* [Items]

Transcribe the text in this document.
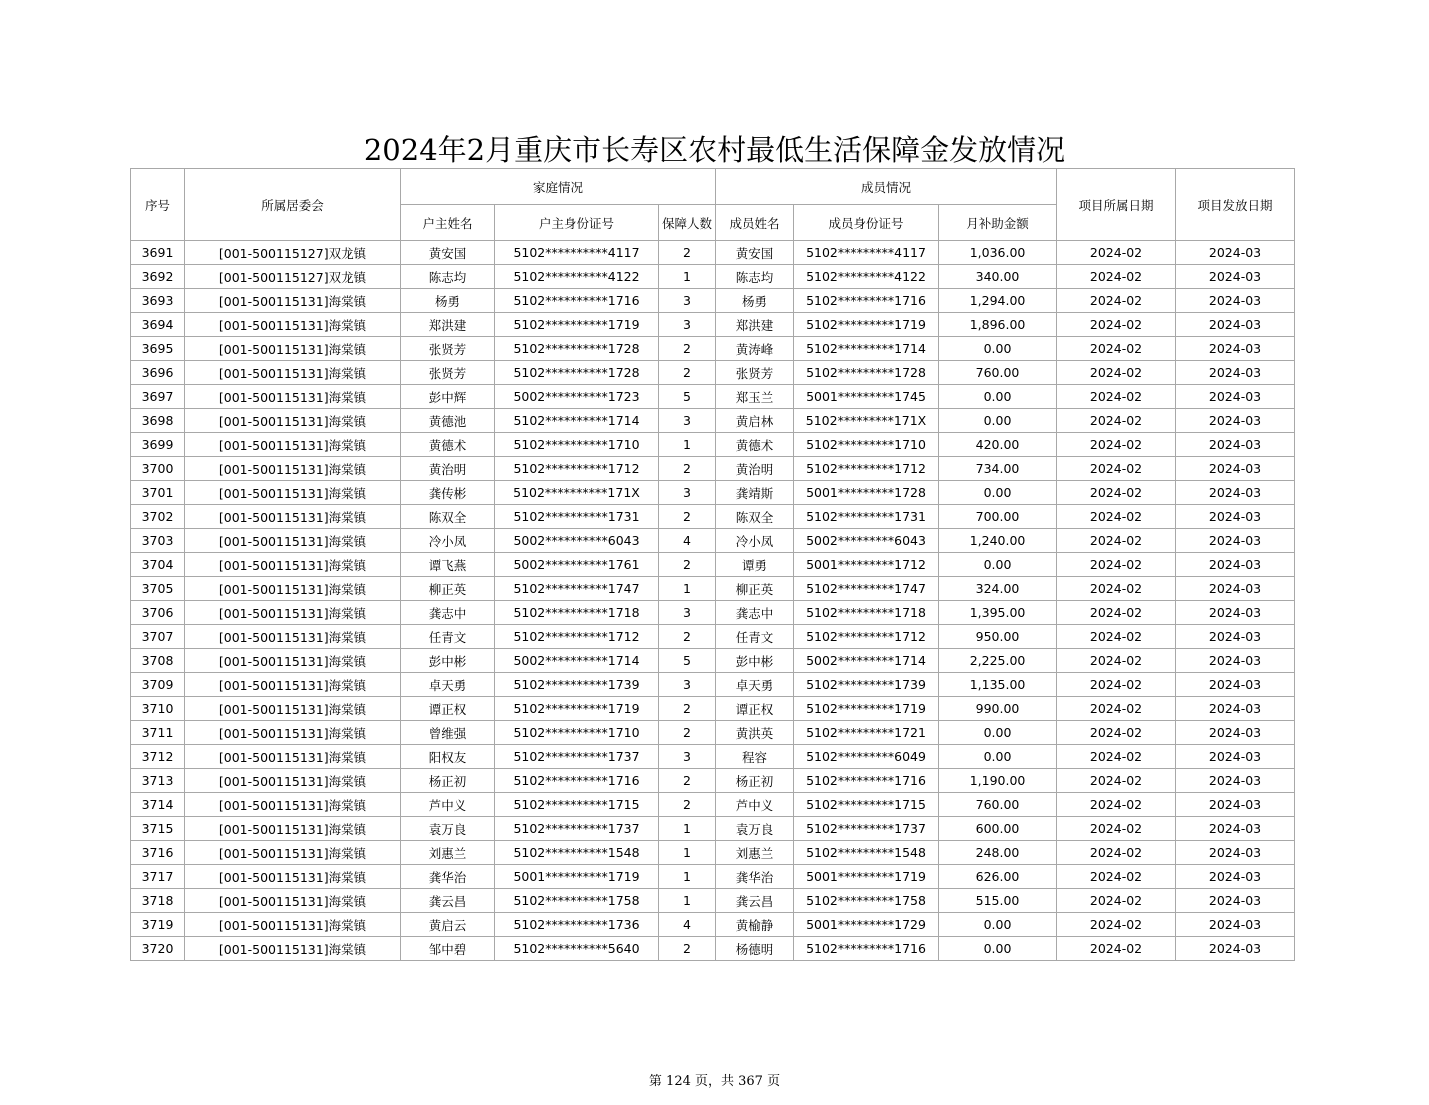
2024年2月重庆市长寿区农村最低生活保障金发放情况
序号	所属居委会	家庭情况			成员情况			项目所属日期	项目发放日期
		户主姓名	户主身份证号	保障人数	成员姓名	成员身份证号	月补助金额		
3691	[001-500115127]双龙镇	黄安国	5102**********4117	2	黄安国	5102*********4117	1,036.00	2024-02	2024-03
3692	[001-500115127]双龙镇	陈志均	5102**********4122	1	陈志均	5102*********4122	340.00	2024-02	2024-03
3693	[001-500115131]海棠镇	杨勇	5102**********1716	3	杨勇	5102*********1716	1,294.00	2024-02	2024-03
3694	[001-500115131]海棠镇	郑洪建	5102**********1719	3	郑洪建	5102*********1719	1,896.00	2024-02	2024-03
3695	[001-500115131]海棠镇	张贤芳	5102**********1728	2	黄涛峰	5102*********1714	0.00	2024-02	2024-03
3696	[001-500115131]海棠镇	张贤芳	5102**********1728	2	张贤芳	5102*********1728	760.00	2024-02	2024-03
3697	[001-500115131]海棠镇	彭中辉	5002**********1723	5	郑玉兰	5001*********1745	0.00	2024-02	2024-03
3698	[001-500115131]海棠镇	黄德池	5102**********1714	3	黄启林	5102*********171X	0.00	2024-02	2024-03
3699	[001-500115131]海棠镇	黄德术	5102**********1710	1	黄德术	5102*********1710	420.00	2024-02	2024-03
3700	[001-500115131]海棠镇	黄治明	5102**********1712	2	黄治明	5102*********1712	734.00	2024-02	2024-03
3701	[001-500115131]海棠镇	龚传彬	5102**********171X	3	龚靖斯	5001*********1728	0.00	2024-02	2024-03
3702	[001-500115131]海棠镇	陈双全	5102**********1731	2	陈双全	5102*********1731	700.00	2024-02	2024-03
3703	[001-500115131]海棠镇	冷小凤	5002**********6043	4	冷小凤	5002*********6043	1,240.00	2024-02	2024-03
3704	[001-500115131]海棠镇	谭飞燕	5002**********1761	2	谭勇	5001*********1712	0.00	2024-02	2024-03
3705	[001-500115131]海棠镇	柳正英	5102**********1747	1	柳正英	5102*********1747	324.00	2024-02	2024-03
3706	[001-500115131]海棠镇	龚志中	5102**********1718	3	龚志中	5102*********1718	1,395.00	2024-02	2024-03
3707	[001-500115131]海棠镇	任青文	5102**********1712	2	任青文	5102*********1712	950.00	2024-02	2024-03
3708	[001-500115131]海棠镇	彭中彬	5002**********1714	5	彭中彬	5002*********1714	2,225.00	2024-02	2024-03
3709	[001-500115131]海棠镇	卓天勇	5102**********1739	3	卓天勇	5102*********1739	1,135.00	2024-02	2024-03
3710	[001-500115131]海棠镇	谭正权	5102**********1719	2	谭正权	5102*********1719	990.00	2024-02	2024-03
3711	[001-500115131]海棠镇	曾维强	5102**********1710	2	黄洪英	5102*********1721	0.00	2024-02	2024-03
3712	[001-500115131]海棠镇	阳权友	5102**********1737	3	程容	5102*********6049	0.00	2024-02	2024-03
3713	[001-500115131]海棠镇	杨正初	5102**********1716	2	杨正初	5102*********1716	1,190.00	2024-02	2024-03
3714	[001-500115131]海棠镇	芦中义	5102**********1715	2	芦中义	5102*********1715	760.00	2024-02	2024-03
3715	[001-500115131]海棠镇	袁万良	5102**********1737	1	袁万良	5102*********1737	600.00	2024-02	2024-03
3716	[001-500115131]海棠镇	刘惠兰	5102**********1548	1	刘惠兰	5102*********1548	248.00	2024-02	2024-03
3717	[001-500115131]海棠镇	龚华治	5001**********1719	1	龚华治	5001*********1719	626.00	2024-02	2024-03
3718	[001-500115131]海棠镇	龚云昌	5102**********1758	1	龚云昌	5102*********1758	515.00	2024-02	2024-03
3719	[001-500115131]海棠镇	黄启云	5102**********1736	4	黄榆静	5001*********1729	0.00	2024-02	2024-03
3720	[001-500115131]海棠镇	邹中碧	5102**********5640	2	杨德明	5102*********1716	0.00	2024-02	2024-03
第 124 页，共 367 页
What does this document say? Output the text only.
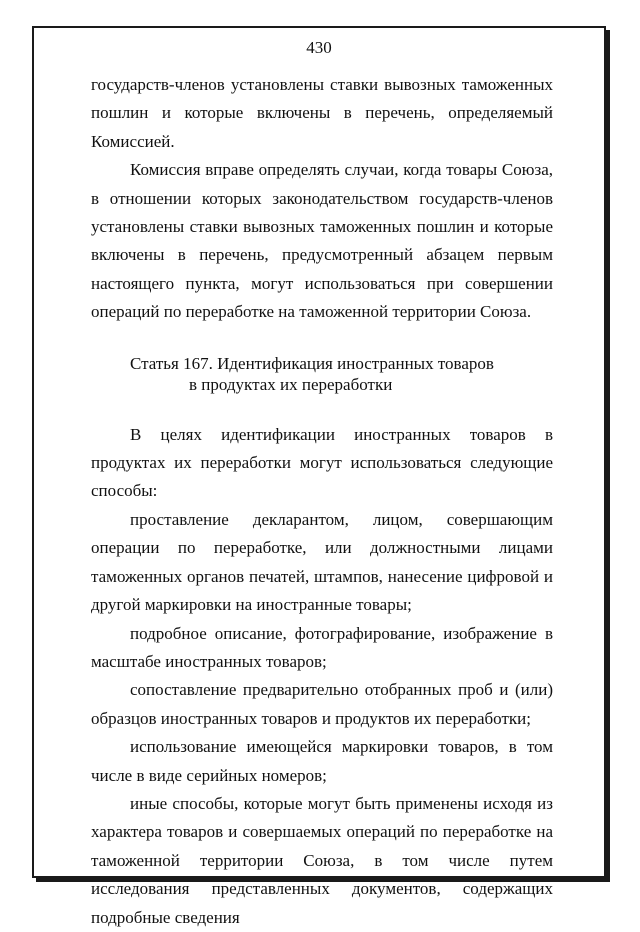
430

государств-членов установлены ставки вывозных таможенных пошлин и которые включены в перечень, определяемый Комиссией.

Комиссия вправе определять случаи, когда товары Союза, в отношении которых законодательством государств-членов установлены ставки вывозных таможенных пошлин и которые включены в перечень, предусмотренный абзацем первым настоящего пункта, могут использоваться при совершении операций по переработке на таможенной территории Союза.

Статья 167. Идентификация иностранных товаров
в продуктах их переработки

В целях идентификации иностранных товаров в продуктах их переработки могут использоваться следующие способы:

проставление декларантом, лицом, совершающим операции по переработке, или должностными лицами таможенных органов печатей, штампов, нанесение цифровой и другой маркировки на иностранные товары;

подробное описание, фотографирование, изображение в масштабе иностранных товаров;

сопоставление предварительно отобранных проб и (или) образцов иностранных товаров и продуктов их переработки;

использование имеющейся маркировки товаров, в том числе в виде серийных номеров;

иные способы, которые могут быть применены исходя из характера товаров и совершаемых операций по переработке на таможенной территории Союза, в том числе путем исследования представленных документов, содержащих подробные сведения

---

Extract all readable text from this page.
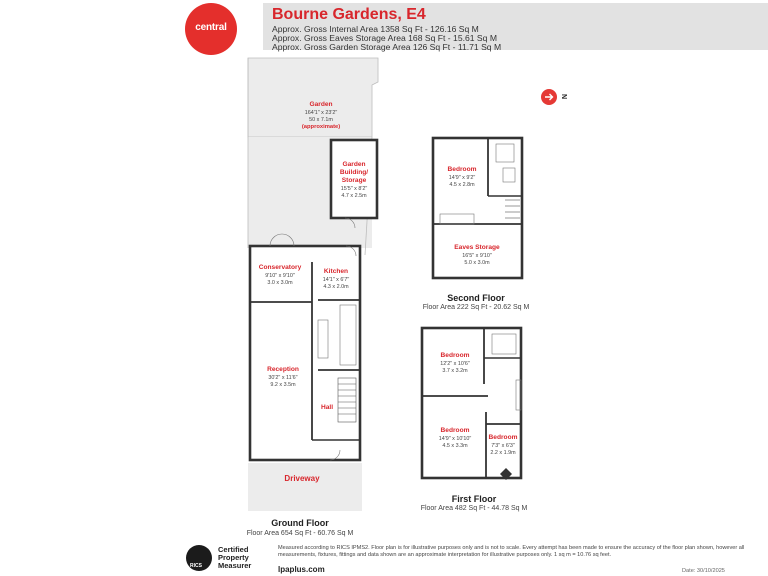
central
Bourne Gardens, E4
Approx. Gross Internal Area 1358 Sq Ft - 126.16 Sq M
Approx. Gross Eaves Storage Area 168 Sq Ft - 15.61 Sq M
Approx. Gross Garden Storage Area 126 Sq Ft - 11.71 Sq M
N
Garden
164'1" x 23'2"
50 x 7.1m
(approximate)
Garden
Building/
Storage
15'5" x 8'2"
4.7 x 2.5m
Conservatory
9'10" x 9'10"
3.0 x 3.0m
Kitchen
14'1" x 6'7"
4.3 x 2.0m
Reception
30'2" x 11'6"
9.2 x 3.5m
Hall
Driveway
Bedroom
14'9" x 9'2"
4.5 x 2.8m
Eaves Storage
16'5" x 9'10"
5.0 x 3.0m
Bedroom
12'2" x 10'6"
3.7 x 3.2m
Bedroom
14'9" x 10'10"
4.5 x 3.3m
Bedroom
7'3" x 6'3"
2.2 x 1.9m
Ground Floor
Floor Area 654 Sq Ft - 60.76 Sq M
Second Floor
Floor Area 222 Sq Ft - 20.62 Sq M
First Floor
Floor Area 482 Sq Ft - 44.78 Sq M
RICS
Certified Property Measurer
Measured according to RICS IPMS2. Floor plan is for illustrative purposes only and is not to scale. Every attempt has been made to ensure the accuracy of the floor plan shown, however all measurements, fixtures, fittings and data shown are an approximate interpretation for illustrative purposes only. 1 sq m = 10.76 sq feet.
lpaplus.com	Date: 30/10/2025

---

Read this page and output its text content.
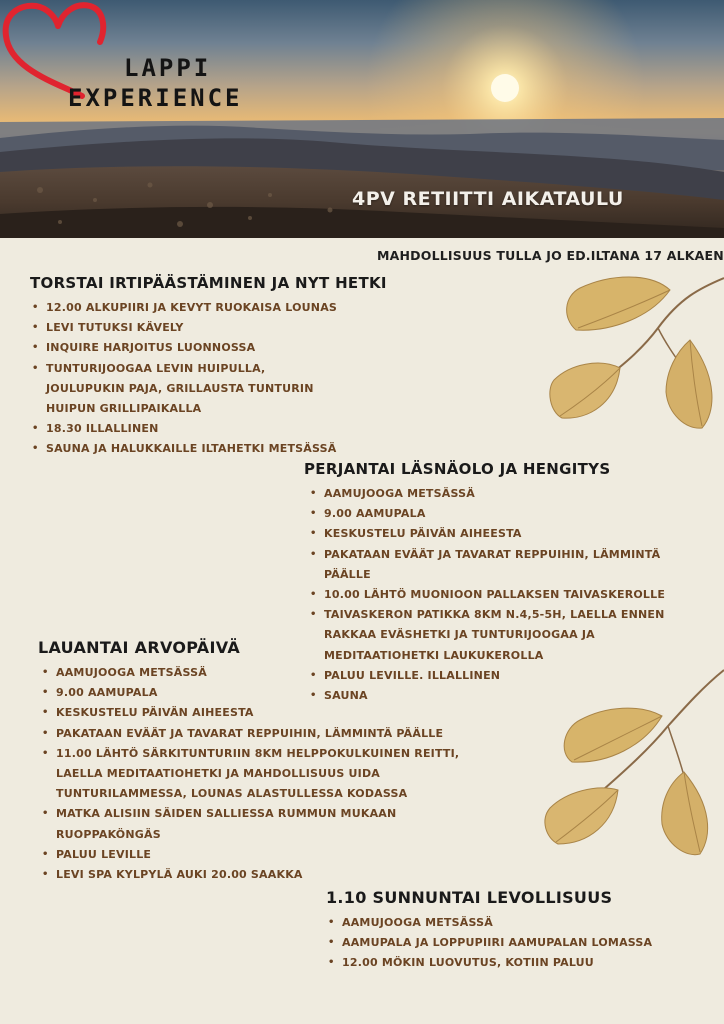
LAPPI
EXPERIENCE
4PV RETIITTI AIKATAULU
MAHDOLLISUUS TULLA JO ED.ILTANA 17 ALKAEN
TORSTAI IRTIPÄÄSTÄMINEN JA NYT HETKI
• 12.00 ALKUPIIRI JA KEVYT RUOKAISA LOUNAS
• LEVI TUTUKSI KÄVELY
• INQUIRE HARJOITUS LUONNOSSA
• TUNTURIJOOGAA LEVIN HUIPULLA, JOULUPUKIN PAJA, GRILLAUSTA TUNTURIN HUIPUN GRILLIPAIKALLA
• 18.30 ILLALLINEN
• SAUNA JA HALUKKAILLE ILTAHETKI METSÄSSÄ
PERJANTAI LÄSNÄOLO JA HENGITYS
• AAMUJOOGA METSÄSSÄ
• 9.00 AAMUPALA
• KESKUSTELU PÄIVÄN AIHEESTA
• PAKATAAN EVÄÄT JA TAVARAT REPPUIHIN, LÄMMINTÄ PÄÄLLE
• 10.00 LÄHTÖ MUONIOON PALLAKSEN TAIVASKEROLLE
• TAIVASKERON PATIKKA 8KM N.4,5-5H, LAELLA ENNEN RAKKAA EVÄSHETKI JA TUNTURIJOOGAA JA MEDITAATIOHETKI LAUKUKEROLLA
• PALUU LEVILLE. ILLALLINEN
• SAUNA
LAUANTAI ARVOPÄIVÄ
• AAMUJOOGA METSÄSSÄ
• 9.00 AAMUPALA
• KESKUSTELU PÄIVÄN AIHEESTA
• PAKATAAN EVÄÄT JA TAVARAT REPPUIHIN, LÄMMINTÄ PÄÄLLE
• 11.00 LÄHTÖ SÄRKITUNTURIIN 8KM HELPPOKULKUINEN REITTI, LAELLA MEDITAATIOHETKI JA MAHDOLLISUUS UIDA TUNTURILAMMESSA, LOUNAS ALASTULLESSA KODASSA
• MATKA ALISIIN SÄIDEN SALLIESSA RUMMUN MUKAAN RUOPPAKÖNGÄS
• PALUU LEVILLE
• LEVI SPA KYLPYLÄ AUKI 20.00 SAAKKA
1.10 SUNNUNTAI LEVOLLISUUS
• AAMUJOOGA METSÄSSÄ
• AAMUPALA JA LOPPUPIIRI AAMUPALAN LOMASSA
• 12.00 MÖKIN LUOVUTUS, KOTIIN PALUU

* [Set task] Extract every line containing the string "MAHDOLLISUUS" from the data above.

* [Finished task]
MAHDOLLISUUS TULLA JO ED.ILTANA 17 ALKAEN
• 11.00 LÄHTÖ SÄRKITUNTURIIN 8KM HELPPOKULKUINEN REITTI, LAELLA MEDITAATIOHETKI JA MAHDOLLISUUS UIDA TUNTURILAMMESSA, LOUNAS ALASTULLESSA KODASSA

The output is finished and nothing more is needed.